Material supplied:

------------------------------------------------

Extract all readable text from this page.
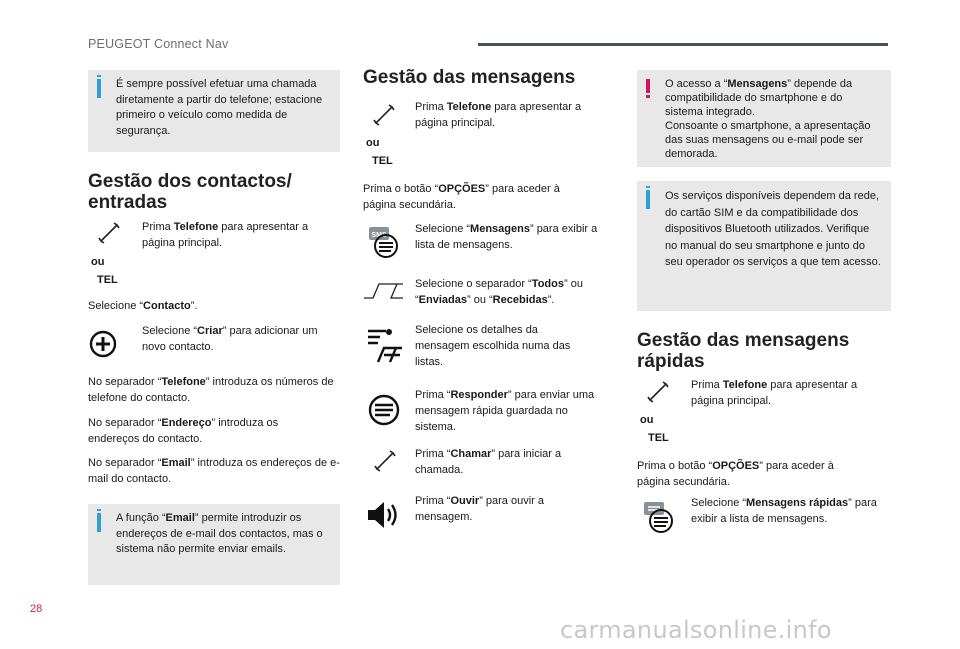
PEUGEOT Connect Nav
É sempre possível efetuar uma chamada diretamente a partir do telefone; estacione primeiro o veículo como medida de segurança.
Gestão dos contactos/
entradas
ou
TEL
Prima Telefone para apresentar a página principal.
Selecione “Contacto”.
Selecione “Criar” para adicionar um novo contacto.
No separador “Telefone” introduza os números de telefone do contacto.
No separador “Endereço” introduza os endereços do contacto.
No separador “Email” introduza os endereços de e-mail do contacto.
A função “Email” permite introduzir os endereços de e-mail dos contactos, mas o sistema não permite enviar emails.
Gestão das mensagens
ou
TEL
Prima Telefone para apresentar a página principal.
Prima o botão “OPÇÕES” para aceder à página secundária.
SMS
Selecione “Mensagens” para exibir a lista de mensagens.
Selecione o separador “Todos” ou “Enviadas” ou “Recebidas”.
Selecione os detalhes da mensagem escolhida numa das listas.
Prima “Responder” para enviar uma mensagem rápida guardada no sistema.
Prima “Chamar” para iniciar a chamada.
Prima “Ouvir” para ouvir a mensagem.
O acesso a “Mensagens” depende da compatibilidade do smartphone e do sistema integrado.
Consoante o smartphone, a apresentação das suas mensagens ou e-mail pode ser demorada.
Os serviços disponíveis dependem da rede, do cartão SIM e da compatibilidade dos dispositivos Bluetooth utilizados. Verifique no manual do seu smartphone e junto do seu operador os serviços a que tem acesso.
Gestão das mensagens
rápidas
ou
TEL
Prima Telefone para apresentar a página principal.
Prima o botão “OPÇÕES” para aceder à página secundária.
Selecione “Mensagens rápidas” para exibir a lista de mensagens.
28
carmanualsonline.info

------------------------------------------------

The task: Retype each record exactly as it stands, but do not include the pictures.

Exercise output:
Extract all readable text from this page.
PEUGEOT Connect Nav
É sempre possível efetuar uma chamada diretamente a partir do telefone; estacione primeiro o veículo como medida de segurança.
Gestão dos contactos/
entradas
ou
TEL
Prima Telefone para apresentar a página principal.
Selecione “Contacto”.
Selecione “Criar” para adicionar um novo contacto.
No separador “Telefone” introduza os números de telefone do contacto.
No separador “Endereço” introduza os endereços do contacto.
No separador “Email” introduza os endereços de e-mail do contacto.
A função “Email” permite introduzir os endereços de e-mail dos contactos, mas o sistema não permite enviar emails.
Gestão das mensagens
ou
TEL
Prima Telefone para apresentar a página principal.
Prima o botão “OPÇÕES” para aceder à página secundária.
SMS
Selecione “Mensagens” para exibir a lista de mensagens.
Selecione o separador “Todos” ou “Enviadas” ou “Recebidas”.
Selecione os detalhes da mensagem escolhida numa das listas.
Prima “Responder” para enviar uma mensagem rápida guardada no sistema.
Prima “Chamar” para iniciar a chamada.
Prima “Ouvir” para ouvir a mensagem.
O acesso a “Mensagens” depende da compatibilidade do smartphone e do sistema integrado.
Consoante o smartphone, a apresentação das suas mensagens ou e-mail pode ser demorada.
Os serviços disponíveis dependem da rede, do cartão SIM e da compatibilidade dos dispositivos Bluetooth utilizados. Verifique no manual do seu smartphone e junto do seu operador os serviços a que tem acesso.
Gestão das mensagens
rápidas
ou
TEL
Prima Telefone para apresentar a página principal.
Prima o botão “OPÇÕES” para aceder à página secundária.
Selecione “Mensagens rápidas” para exibir a lista de mensagens.
28
carmanualsonline.info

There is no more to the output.